- [What you are asked to do] Pull every line containing "JSON" from the entries.

- [Stored entries]

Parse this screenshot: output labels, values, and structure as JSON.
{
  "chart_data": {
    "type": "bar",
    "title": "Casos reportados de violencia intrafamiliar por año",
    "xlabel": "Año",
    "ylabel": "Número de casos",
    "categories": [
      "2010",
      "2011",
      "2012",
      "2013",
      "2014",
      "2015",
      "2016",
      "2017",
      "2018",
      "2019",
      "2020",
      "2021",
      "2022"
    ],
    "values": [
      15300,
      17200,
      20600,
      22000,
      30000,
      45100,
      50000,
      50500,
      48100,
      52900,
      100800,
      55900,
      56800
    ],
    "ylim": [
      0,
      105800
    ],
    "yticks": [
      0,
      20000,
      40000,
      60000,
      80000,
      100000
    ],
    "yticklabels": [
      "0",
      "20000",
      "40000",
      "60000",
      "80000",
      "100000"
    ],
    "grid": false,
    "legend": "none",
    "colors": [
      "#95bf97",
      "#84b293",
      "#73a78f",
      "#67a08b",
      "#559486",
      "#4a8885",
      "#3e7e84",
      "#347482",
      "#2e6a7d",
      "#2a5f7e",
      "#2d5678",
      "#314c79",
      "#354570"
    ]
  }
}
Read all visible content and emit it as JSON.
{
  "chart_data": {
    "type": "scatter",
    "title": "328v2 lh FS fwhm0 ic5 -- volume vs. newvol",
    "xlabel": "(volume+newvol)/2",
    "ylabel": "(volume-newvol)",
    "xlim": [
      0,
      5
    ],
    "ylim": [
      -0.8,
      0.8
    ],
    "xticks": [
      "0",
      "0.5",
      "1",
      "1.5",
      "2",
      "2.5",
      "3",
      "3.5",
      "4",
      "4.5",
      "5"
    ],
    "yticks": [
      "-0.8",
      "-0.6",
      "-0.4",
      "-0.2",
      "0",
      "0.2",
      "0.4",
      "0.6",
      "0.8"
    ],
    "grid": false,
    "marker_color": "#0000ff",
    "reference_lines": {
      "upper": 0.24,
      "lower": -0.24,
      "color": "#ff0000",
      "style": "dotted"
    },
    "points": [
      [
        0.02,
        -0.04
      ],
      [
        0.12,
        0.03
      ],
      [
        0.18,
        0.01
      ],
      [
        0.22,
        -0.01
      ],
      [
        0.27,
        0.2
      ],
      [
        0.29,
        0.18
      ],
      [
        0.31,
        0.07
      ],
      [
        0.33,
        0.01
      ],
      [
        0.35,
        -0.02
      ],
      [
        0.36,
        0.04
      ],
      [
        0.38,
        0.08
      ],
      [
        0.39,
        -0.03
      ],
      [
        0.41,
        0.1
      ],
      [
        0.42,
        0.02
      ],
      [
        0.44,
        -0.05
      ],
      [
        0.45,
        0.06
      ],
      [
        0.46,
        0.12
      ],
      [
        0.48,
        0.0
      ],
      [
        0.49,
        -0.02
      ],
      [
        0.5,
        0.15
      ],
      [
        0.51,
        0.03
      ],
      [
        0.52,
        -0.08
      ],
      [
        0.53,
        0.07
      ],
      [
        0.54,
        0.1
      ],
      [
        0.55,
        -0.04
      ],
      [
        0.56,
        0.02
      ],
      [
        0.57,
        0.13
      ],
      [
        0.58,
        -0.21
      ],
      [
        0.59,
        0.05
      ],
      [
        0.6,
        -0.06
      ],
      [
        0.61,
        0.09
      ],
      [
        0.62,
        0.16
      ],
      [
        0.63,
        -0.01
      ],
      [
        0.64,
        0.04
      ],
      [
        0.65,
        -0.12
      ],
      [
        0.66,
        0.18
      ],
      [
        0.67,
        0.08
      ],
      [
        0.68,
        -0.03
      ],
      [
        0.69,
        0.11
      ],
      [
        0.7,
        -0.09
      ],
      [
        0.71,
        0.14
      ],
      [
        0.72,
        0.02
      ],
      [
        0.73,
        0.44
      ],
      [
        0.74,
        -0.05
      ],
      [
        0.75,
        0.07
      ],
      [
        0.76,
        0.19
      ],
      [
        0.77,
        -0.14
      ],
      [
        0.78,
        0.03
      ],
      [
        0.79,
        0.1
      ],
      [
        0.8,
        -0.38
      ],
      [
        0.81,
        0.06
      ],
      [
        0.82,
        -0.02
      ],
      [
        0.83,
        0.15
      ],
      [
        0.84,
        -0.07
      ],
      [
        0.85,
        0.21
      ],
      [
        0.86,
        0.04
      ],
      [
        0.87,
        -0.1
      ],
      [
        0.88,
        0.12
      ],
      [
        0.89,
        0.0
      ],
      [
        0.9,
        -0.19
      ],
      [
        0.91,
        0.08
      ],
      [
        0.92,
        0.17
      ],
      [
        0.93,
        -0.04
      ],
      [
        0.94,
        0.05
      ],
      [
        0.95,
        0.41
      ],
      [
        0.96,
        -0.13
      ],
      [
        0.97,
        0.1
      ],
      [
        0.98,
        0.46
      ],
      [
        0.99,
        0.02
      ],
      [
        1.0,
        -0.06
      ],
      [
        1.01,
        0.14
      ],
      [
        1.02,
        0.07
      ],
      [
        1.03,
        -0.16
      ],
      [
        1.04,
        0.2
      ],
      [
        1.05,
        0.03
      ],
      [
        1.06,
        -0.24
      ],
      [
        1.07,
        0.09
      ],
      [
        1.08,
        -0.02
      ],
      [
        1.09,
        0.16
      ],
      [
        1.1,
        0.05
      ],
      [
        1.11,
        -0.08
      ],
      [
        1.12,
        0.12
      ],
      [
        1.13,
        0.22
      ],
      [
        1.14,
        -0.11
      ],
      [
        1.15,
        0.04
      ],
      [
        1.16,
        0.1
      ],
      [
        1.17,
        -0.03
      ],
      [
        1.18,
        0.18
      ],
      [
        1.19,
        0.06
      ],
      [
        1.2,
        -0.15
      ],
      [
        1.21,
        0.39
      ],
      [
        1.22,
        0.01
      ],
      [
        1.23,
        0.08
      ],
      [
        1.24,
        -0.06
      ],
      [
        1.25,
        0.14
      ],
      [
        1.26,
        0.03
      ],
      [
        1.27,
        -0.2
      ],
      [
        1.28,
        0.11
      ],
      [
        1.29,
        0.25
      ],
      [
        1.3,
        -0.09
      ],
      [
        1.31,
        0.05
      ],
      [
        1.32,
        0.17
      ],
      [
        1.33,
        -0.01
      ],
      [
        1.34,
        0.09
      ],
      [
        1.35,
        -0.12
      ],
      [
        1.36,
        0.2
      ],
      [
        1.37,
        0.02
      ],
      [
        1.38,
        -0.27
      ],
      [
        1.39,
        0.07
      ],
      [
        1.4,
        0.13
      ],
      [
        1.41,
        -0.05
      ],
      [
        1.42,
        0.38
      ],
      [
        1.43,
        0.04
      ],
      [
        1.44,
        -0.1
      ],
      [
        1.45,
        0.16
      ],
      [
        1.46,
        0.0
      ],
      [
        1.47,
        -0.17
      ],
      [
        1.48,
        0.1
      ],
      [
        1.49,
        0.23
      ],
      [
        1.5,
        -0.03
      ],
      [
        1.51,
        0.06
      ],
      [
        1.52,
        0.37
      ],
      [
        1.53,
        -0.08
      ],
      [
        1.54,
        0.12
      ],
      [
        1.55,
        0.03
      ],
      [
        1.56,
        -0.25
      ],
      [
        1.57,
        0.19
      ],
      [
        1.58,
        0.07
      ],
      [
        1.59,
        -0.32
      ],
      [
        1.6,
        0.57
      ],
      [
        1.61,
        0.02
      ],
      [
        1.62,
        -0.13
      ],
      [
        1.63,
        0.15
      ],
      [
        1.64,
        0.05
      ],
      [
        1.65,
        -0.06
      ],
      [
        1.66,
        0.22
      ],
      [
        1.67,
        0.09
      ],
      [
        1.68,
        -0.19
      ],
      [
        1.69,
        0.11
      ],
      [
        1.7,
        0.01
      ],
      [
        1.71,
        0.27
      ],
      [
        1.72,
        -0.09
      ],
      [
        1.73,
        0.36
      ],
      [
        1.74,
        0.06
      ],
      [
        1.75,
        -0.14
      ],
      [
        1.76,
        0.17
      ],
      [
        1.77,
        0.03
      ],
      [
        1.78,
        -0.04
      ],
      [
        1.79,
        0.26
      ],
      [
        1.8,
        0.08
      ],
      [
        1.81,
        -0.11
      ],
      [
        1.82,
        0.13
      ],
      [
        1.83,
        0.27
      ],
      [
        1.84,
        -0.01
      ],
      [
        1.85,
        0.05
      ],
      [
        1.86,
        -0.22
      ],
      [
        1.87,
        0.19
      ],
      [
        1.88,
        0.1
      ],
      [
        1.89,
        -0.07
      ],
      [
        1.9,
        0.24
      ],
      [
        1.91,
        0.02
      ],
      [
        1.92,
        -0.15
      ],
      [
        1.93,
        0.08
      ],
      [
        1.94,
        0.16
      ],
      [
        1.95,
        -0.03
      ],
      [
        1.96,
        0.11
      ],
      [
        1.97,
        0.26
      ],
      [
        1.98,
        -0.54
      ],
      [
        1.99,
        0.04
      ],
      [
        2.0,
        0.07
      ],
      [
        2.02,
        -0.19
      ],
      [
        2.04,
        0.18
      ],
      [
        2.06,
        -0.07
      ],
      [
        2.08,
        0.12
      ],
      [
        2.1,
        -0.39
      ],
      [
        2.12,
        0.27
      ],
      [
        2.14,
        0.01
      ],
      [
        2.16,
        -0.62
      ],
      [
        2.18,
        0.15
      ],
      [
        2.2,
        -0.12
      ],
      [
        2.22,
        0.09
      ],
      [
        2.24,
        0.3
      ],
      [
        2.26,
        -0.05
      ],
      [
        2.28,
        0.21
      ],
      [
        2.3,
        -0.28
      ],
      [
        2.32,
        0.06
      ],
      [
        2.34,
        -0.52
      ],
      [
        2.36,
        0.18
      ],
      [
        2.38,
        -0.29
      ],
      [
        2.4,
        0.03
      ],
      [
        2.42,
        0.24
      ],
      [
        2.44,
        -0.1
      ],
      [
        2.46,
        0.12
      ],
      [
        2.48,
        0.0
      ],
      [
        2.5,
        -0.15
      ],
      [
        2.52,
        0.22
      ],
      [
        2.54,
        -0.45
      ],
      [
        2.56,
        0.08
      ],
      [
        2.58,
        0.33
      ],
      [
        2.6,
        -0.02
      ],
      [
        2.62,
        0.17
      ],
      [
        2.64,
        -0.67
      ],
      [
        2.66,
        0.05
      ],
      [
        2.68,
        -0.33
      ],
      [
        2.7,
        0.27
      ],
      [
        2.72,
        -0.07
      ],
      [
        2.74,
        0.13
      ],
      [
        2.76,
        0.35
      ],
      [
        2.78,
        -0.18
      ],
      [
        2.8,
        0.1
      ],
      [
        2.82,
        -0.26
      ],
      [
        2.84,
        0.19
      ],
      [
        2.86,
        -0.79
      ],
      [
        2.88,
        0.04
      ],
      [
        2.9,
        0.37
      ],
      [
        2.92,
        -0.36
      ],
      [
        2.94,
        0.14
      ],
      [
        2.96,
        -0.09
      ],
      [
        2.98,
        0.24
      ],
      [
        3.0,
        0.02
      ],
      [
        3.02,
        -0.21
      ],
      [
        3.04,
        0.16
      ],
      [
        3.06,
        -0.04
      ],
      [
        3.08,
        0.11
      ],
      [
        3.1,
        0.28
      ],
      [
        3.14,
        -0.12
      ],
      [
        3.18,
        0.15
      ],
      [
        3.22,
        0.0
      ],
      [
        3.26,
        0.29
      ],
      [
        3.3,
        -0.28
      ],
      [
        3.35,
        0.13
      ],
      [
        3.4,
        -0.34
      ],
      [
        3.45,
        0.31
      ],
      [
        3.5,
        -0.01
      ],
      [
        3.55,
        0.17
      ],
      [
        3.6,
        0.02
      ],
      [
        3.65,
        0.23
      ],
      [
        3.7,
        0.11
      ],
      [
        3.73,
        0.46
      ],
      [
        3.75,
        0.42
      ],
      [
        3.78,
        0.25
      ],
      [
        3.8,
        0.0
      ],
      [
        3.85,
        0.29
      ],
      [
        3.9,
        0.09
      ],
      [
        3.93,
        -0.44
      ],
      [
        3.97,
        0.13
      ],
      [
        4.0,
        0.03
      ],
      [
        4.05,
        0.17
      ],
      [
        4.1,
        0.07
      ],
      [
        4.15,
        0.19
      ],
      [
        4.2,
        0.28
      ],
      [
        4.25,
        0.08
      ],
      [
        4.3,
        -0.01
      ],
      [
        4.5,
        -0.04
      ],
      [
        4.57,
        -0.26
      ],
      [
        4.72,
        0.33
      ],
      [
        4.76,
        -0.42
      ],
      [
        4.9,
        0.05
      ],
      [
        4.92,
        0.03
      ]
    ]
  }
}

- [Written response]
Parse this screenshot: output labels, values, and structure as JSON.
Read all visible content and emit it as JSON.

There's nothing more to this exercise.